WHAT YOU WILL DO:
Please quote every line word for word.

┌──

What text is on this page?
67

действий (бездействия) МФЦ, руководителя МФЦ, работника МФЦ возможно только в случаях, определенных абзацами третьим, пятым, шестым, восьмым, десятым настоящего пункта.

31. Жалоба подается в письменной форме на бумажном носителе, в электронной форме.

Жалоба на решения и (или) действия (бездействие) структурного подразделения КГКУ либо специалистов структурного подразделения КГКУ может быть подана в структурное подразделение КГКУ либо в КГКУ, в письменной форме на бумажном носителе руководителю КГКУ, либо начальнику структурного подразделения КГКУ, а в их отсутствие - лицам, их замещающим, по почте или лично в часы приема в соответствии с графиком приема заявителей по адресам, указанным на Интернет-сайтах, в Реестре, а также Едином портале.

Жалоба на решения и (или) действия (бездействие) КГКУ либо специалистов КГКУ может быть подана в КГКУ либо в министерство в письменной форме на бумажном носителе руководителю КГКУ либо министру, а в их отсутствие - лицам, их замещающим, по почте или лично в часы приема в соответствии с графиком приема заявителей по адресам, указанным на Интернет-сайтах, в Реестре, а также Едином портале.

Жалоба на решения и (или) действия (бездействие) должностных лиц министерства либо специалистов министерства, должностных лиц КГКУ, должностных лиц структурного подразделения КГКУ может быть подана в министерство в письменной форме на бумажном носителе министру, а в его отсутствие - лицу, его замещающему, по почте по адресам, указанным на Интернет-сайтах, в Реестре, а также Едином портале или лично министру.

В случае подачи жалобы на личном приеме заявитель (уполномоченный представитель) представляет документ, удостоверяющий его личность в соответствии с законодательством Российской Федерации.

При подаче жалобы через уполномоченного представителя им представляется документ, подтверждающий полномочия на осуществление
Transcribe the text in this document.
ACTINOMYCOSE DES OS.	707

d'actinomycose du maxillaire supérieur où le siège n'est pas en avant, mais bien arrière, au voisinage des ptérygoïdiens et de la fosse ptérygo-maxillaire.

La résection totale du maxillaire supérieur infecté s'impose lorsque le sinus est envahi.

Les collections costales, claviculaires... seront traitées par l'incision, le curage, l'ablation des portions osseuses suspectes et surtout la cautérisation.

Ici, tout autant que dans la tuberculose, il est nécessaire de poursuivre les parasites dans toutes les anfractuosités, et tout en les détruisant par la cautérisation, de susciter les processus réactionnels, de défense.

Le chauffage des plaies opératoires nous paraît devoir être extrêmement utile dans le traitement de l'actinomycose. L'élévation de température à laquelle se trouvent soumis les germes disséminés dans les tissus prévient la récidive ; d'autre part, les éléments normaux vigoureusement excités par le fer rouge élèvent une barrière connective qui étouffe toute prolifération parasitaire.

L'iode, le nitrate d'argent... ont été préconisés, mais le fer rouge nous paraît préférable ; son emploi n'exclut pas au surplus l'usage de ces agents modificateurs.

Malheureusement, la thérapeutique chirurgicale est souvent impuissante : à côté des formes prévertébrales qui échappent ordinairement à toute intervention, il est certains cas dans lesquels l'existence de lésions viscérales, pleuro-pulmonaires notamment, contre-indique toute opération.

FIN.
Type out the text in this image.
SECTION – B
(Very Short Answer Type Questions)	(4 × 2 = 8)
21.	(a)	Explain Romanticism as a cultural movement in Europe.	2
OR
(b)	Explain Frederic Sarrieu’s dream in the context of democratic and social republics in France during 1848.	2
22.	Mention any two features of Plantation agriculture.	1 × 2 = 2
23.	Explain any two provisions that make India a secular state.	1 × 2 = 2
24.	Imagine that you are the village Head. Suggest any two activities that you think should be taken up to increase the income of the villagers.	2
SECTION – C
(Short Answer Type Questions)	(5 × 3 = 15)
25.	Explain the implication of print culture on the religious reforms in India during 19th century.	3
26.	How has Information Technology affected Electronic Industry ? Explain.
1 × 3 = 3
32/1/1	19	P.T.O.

└──

COMPLETE OUTPUT:
What text is on this page?
67

действий (бездействия) МФЦ, руководителя МФЦ, работника МФЦ возможно только в случаях, определенных абзацами третьим, пятым, шестым, восьмым, десятым настоящего пункта.

31. Жалоба подается в письменной форме на бумажном носителе, в электронной форме.

Жалоба на решения и (или) действия (бездействие) структурного подразделения КГКУ либо специалистов структурного подразделения КГКУ может быть подана в структурное подразделение КГКУ либо в КГКУ, в письменной форме на бумажном носителе руководителю КГКУ, либо начальнику структурного подразделения КГКУ, а в их отсутствие - лицам, их замещающим, по почте или лично в часы приема в соответствии с графиком приема заявителей по адресам, указанным на Интернет-сайтах, в Реестре, а также Едином портале.

Жалоба на решения и (или) действия (бездействие) КГКУ либо специалистов КГКУ может быть подана в КГКУ либо в министерство в письменной форме на бумажном носителе руководителю КГКУ либо министру, а в их отсутствие - лицам, их замещающим, по почте или лично в часы приема в соответствии с графиком приема заявителей по адресам, указанным на Интернет-сайтах, в Реестре, а также Едином портале.

Жалоба на решения и (или) действия (бездействие) должностных лиц министерства либо специалистов министерства, должностных лиц КГКУ, должностных лиц структурного подразделения КГКУ может быть подана в министерство в письменной форме на бумажном носителе министру, а в его отсутствие - лицу, его замещающему, по почте по адресам, указанным на Интернет-сайтах, в Реестре, а также Едином портале или лично министру.

В случае подачи жалобы на личном приеме заявитель (уполномоченный представитель) представляет документ, удостоверяющий его личность в соответствии с законодательством Российской Федерации.

При подаче жалобы через уполномоченного представителя им представляется документ, подтверждающий полномочия на осуществление
Transcribe the text in this document.
ACTINOMYCOSE DES OS.	707

d'actinomycose du maxillaire supérieur où le siège n'est pas en avant, mais bien arrière, au voisinage des ptérygoïdiens et de la fosse ptérygo-maxillaire.

La résection totale du maxillaire supérieur infecté s'impose lorsque le sinus est envahi.

Les collections costales, claviculaires... seront traitées par l'incision, le curage, l'ablation des portions osseuses suspectes et surtout la cautérisation.

Ici, tout autant que dans la tuberculose, il est nécessaire de poursuivre les parasites dans toutes les anfractuosités, et tout en les détruisant par la cautérisation, de susciter les processus réactionnels, de défense.

Le chauffage des plaies opératoires nous paraît devoir être extrêmement utile dans le traitement de l'actinomycose. L'élévation de température à laquelle se trouvent soumis les germes disséminés dans les tissus prévient la récidive ; d'autre part, les éléments normaux vigoureusement excités par le fer rouge élèvent une barrière connective qui étouffe toute prolifération parasitaire.

L'iode, le nitrate d'argent... ont été préconisés, mais le fer rouge nous paraît préférable ; son emploi n'exclut pas au surplus l'usage de ces agents modificateurs.

Malheureusement, la thérapeutique chirurgicale est souvent impuissante : à côté des formes prévertébrales qui échappent ordinairement à toute intervention, il est certains cas dans lesquels l'existence de lésions viscérales, pleuro-pulmonaires notamment, contre-indique toute opération.

FIN.
Type out the text in this image.
SECTION – B
(Very Short Answer Type Questions)	(4 × 2 = 8)
21.	(a)	Explain Romanticism as a cultural movement in Europe.	2
OR
(b)	Explain Frederic Sarrieu’s dream in the context of democratic and social republics in France during 1848.	2
22.	Mention any two features of Plantation agriculture.	1 × 2 = 2
23.	Explain any two provisions that make India a secular state.	1 × 2 = 2
24.	Imagine that you are the village Head. Suggest any two activities that you think should be taken up to increase the income of the villagers.	2
SECTION – C
(Short Answer Type Questions)	(5 × 3 = 15)
25.	Explain the implication of print culture on the religious reforms in India during 19th century.	3
26.	How has Information Technology affected Electronic Industry ? Explain.
1 × 3 = 3
32/1/1	19	P.T.O.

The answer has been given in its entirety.